• Direction: Copy each line in the data that includes the word "JSON".

• Task material:
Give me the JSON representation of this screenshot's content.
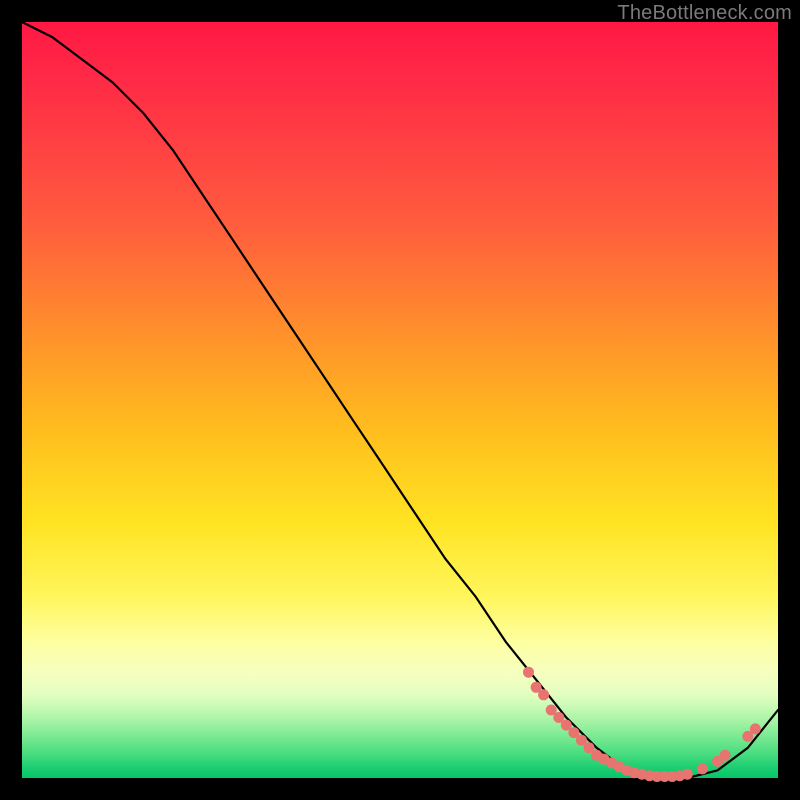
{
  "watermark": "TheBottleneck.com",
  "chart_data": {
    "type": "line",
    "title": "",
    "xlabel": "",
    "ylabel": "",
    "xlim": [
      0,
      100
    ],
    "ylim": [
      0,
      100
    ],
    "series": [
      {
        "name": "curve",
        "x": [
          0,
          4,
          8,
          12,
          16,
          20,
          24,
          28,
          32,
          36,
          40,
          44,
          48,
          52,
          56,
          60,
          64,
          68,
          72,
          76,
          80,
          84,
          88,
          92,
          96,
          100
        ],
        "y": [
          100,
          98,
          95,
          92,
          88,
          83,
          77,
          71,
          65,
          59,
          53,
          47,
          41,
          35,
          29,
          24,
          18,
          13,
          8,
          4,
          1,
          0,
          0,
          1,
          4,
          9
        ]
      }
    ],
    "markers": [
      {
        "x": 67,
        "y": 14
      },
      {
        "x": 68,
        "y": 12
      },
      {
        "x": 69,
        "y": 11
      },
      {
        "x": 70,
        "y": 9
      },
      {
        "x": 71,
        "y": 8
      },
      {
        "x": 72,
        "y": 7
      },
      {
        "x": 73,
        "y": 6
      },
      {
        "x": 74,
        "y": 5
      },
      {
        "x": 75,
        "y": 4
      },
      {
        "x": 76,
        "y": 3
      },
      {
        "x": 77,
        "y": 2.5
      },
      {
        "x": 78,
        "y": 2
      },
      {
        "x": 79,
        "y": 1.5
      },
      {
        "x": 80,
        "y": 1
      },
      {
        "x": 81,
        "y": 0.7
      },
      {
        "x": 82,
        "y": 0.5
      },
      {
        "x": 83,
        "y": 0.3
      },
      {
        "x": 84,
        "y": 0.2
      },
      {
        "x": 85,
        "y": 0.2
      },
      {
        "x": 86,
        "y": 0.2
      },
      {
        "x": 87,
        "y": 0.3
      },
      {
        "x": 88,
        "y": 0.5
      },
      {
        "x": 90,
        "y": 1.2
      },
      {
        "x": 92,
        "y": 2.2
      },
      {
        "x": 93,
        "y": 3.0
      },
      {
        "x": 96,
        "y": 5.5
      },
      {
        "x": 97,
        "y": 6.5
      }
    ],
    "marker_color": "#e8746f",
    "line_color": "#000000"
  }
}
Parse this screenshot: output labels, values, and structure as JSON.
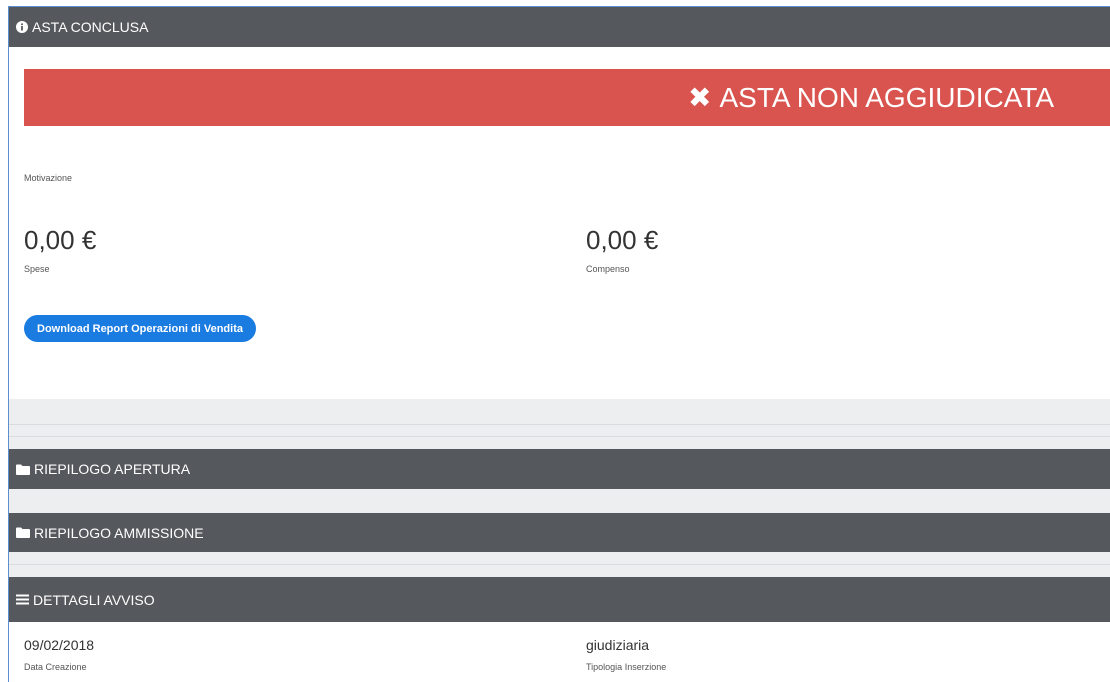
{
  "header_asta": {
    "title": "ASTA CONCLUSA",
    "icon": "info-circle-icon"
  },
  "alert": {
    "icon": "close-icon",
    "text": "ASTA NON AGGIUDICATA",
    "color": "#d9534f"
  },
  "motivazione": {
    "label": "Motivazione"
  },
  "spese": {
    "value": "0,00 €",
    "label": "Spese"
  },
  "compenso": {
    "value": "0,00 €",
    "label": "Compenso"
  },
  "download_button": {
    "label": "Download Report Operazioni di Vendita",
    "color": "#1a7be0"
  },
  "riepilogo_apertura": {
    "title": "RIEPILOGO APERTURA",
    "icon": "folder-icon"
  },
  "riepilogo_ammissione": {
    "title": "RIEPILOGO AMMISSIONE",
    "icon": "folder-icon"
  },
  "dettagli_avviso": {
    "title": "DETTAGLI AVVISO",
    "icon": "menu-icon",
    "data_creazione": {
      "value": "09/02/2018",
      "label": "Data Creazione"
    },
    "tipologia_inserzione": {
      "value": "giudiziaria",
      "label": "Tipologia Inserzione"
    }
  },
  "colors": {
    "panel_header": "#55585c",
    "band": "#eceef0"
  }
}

• Solved exercise:
Give me the JSON representation of this screenshot's content.
Parse this screenshot: output labels, values, and structure as JSON.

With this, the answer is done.